Task:
Quote each line of the material verbatim, without the pictures.

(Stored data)
>> BEGIN
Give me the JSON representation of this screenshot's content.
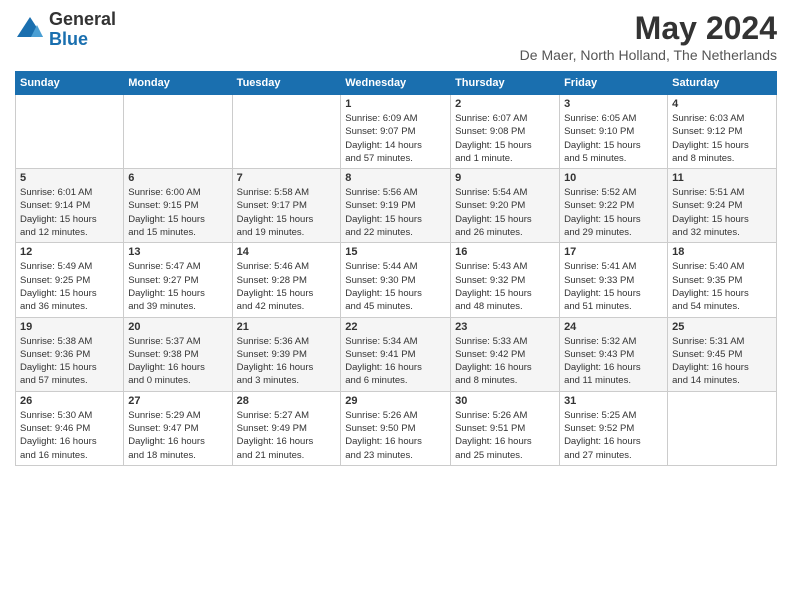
{
  "logo": {
    "general": "General",
    "blue": "Blue"
  },
  "header": {
    "month": "May 2024",
    "location": "De Maer, North Holland, The Netherlands"
  },
  "days_of_week": [
    "Sunday",
    "Monday",
    "Tuesday",
    "Wednesday",
    "Thursday",
    "Friday",
    "Saturday"
  ],
  "weeks": [
    [
      {
        "day": "",
        "info": ""
      },
      {
        "day": "",
        "info": ""
      },
      {
        "day": "",
        "info": ""
      },
      {
        "day": "1",
        "info": "Sunrise: 6:09 AM\nSunset: 9:07 PM\nDaylight: 14 hours\nand 57 minutes."
      },
      {
        "day": "2",
        "info": "Sunrise: 6:07 AM\nSunset: 9:08 PM\nDaylight: 15 hours\nand 1 minute."
      },
      {
        "day": "3",
        "info": "Sunrise: 6:05 AM\nSunset: 9:10 PM\nDaylight: 15 hours\nand 5 minutes."
      },
      {
        "day": "4",
        "info": "Sunrise: 6:03 AM\nSunset: 9:12 PM\nDaylight: 15 hours\nand 8 minutes."
      }
    ],
    [
      {
        "day": "5",
        "info": "Sunrise: 6:01 AM\nSunset: 9:14 PM\nDaylight: 15 hours\nand 12 minutes."
      },
      {
        "day": "6",
        "info": "Sunrise: 6:00 AM\nSunset: 9:15 PM\nDaylight: 15 hours\nand 15 minutes."
      },
      {
        "day": "7",
        "info": "Sunrise: 5:58 AM\nSunset: 9:17 PM\nDaylight: 15 hours\nand 19 minutes."
      },
      {
        "day": "8",
        "info": "Sunrise: 5:56 AM\nSunset: 9:19 PM\nDaylight: 15 hours\nand 22 minutes."
      },
      {
        "day": "9",
        "info": "Sunrise: 5:54 AM\nSunset: 9:20 PM\nDaylight: 15 hours\nand 26 minutes."
      },
      {
        "day": "10",
        "info": "Sunrise: 5:52 AM\nSunset: 9:22 PM\nDaylight: 15 hours\nand 29 minutes."
      },
      {
        "day": "11",
        "info": "Sunrise: 5:51 AM\nSunset: 9:24 PM\nDaylight: 15 hours\nand 32 minutes."
      }
    ],
    [
      {
        "day": "12",
        "info": "Sunrise: 5:49 AM\nSunset: 9:25 PM\nDaylight: 15 hours\nand 36 minutes."
      },
      {
        "day": "13",
        "info": "Sunrise: 5:47 AM\nSunset: 9:27 PM\nDaylight: 15 hours\nand 39 minutes."
      },
      {
        "day": "14",
        "info": "Sunrise: 5:46 AM\nSunset: 9:28 PM\nDaylight: 15 hours\nand 42 minutes."
      },
      {
        "day": "15",
        "info": "Sunrise: 5:44 AM\nSunset: 9:30 PM\nDaylight: 15 hours\nand 45 minutes."
      },
      {
        "day": "16",
        "info": "Sunrise: 5:43 AM\nSunset: 9:32 PM\nDaylight: 15 hours\nand 48 minutes."
      },
      {
        "day": "17",
        "info": "Sunrise: 5:41 AM\nSunset: 9:33 PM\nDaylight: 15 hours\nand 51 minutes."
      },
      {
        "day": "18",
        "info": "Sunrise: 5:40 AM\nSunset: 9:35 PM\nDaylight: 15 hours\nand 54 minutes."
      }
    ],
    [
      {
        "day": "19",
        "info": "Sunrise: 5:38 AM\nSunset: 9:36 PM\nDaylight: 15 hours\nand 57 minutes."
      },
      {
        "day": "20",
        "info": "Sunrise: 5:37 AM\nSunset: 9:38 PM\nDaylight: 16 hours\nand 0 minutes."
      },
      {
        "day": "21",
        "info": "Sunrise: 5:36 AM\nSunset: 9:39 PM\nDaylight: 16 hours\nand 3 minutes."
      },
      {
        "day": "22",
        "info": "Sunrise: 5:34 AM\nSunset: 9:41 PM\nDaylight: 16 hours\nand 6 minutes."
      },
      {
        "day": "23",
        "info": "Sunrise: 5:33 AM\nSunset: 9:42 PM\nDaylight: 16 hours\nand 8 minutes."
      },
      {
        "day": "24",
        "info": "Sunrise: 5:32 AM\nSunset: 9:43 PM\nDaylight: 16 hours\nand 11 minutes."
      },
      {
        "day": "25",
        "info": "Sunrise: 5:31 AM\nSunset: 9:45 PM\nDaylight: 16 hours\nand 14 minutes."
      }
    ],
    [
      {
        "day": "26",
        "info": "Sunrise: 5:30 AM\nSunset: 9:46 PM\nDaylight: 16 hours\nand 16 minutes."
      },
      {
        "day": "27",
        "info": "Sunrise: 5:29 AM\nSunset: 9:47 PM\nDaylight: 16 hours\nand 18 minutes."
      },
      {
        "day": "28",
        "info": "Sunrise: 5:27 AM\nSunset: 9:49 PM\nDaylight: 16 hours\nand 21 minutes."
      },
      {
        "day": "29",
        "info": "Sunrise: 5:26 AM\nSunset: 9:50 PM\nDaylight: 16 hours\nand 23 minutes."
      },
      {
        "day": "30",
        "info": "Sunrise: 5:26 AM\nSunset: 9:51 PM\nDaylight: 16 hours\nand 25 minutes."
      },
      {
        "day": "31",
        "info": "Sunrise: 5:25 AM\nSunset: 9:52 PM\nDaylight: 16 hours\nand 27 minutes."
      },
      {
        "day": "",
        "info": ""
      }
    ]
  ]
}
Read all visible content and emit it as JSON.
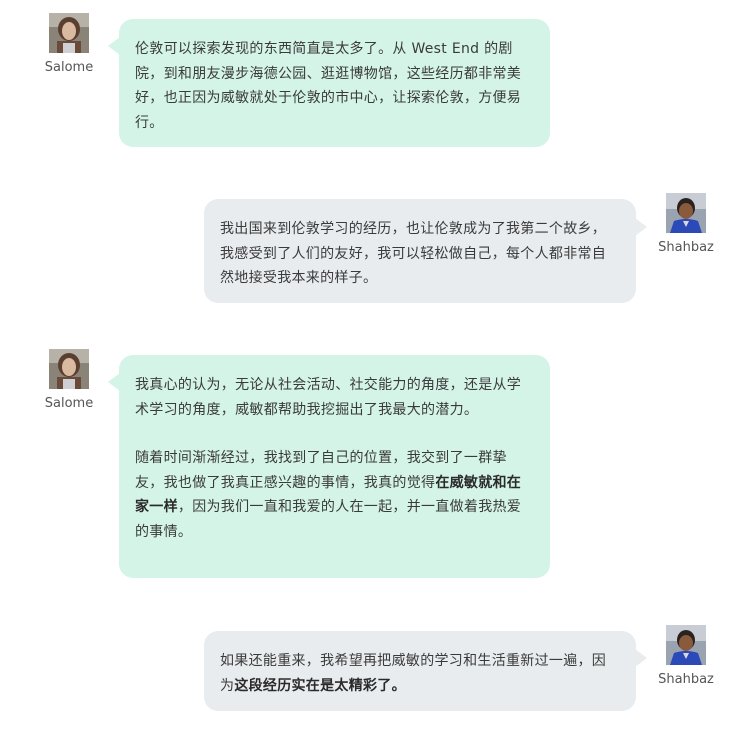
>> END
Full solution:
Give me the JSON representation of this screenshot's content.
{
  "logo": {
    "general": "General",
    "blue": "Blue"
  },
  "header": {
    "month": "May 2024",
    "location": "De Maer, North Holland, The Netherlands"
  },
  "days_of_week": [
    "Sunday",
    "Monday",
    "Tuesday",
    "Wednesday",
    "Thursday",
    "Friday",
    "Saturday"
  ],
  "weeks": [
    [
      {
        "day": "",
        "info": ""
      },
      {
        "day": "",
        "info": ""
      },
      {
        "day": "",
        "info": ""
      },
      {
        "day": "1",
        "info": "Sunrise: 6:09 AM\nSunset: 9:07 PM\nDaylight: 14 hours\nand 57 minutes."
      },
      {
        "day": "2",
        "info": "Sunrise: 6:07 AM\nSunset: 9:08 PM\nDaylight: 15 hours\nand 1 minute."
      },
      {
        "day": "3",
        "info": "Sunrise: 6:05 AM\nSunset: 9:10 PM\nDaylight: 15 hours\nand 5 minutes."
      },
      {
        "day": "4",
        "info": "Sunrise: 6:03 AM\nSunset: 9:12 PM\nDaylight: 15 hours\nand 8 minutes."
      }
    ],
    [
      {
        "day": "5",
        "info": "Sunrise: 6:01 AM\nSunset: 9:14 PM\nDaylight: 15 hours\nand 12 minutes."
      },
      {
        "day": "6",
        "info": "Sunrise: 6:00 AM\nSunset: 9:15 PM\nDaylight: 15 hours\nand 15 minutes."
      },
      {
        "day": "7",
        "info": "Sunrise: 5:58 AM\nSunset: 9:17 PM\nDaylight: 15 hours\nand 19 minutes."
      },
      {
        "day": "8",
        "info": "Sunrise: 5:56 AM\nSunset: 9:19 PM\nDaylight: 15 hours\nand 22 minutes."
      },
      {
        "day": "9",
        "info": "Sunrise: 5:54 AM\nSunset: 9:20 PM\nDaylight: 15 hours\nand 26 minutes."
      },
      {
        "day": "10",
        "info": "Sunrise: 5:52 AM\nSunset: 9:22 PM\nDaylight: 15 hours\nand 29 minutes."
      },
      {
        "day": "11",
        "info": "Sunrise: 5:51 AM\nSunset: 9:24 PM\nDaylight: 15 hours\nand 32 minutes."
      }
    ],
    [
      {
        "day": "12",
        "info": "Sunrise: 5:49 AM\nSunset: 9:25 PM\nDaylight: 15 hours\nand 36 minutes."
      },
      {
        "day": "13",
        "info": "Sunrise: 5:47 AM\nSunset: 9:27 PM\nDaylight: 15 hours\nand 39 minutes."
      },
      {
        "day": "14",
        "info": "Sunrise: 5:46 AM\nSunset: 9:28 PM\nDaylight: 15 hours\nand 42 minutes."
      },
      {
        "day": "15",
        "info": "Sunrise: 5:44 AM\nSunset: 9:30 PM\nDaylight: 15 hours\nand 45 minutes."
      },
      {
        "day": "16",
        "info": "Sunrise: 5:43 AM\nSunset: 9:32 PM\nDaylight: 15 hours\nand 48 minutes."
      },
      {
        "day": "17",
        "info": "Sunrise: 5:41 AM\nSunset: 9:33 PM\nDaylight: 15 hours\nand 51 minutes."
      },
      {
        "day": "18",
        "info": "Sunrise: 5:40 AM\nSunset: 9:35 PM\nDaylight: 15 hours\nand 54 minutes."
      }
    ],
    [
      {
        "day": "19",
        "info": "Sunrise: 5:38 AM\nSunset: 9:36 PM\nDaylight: 15 hours\nand 57 minutes."
      },
      {
        "day": "20",
        "info": "Sunrise: 5:37 AM\nSunset: 9:38 PM\nDaylight: 16 hours\nand 0 minutes."
      },
      {
        "day": "21",
        "info": "Sunrise: 5:36 AM\nSunset: 9:39 PM\nDaylight: 16 hours\nand 3 minutes."
      },
      {
        "day": "22",
        "info": "Sunrise: 5:34 AM\nSunset: 9:41 PM\nDaylight: 16 hours\nand 6 minutes."
      },
      {
        "day": "23",
        "info": "Sunrise: 5:33 AM\nSunset: 9:42 PM\nDaylight: 16 hours\nand 8 minutes."
      },
      {
        "day": "24",
        "info": "Sunrise: 5:32 AM\nSunset: 9:43 PM\nDaylight: 16 hours\nand 11 minutes."
      },
      {
        "day": "25",
        "info": "Sunrise: 5:31 AM\nSunset: 9:45 PM\nDaylight: 16 hours\nand 14 minutes."
      }
    ],
    [
      {
        "day": "26",
        "info": "Sunrise: 5:30 AM\nSunset: 9:46 PM\nDaylight: 16 hours\nand 16 minutes."
      },
      {
        "day": "27",
        "info": "Sunrise: 5:29 AM\nSunset: 9:47 PM\nDaylight: 16 hours\nand 18 minutes."
      },
      {
        "day": "28",
        "info": "Sunrise: 5:27 AM\nSunset: 9:49 PM\nDaylight: 16 hours\nand 21 minutes."
      },
      {
        "day": "29",
        "info": "Sunrise: 5:26 AM\nSunset: 9:50 PM\nDaylight: 16 hours\nand 23 minutes."
      },
      {
        "day": "30",
        "info": "Sunrise: 5:26 AM\nSunset: 9:51 PM\nDaylight: 16 hours\nand 25 minutes."
      },
      {
        "day": "31",
        "info": "Sunrise: 5:25 AM\nSunset: 9:52 PM\nDaylight: 16 hours\nand 27 minutes."
      },
      {
        "day": "",
        "info": ""
      }
    ]
  ]
}
Read all visible content and emit it as JSON.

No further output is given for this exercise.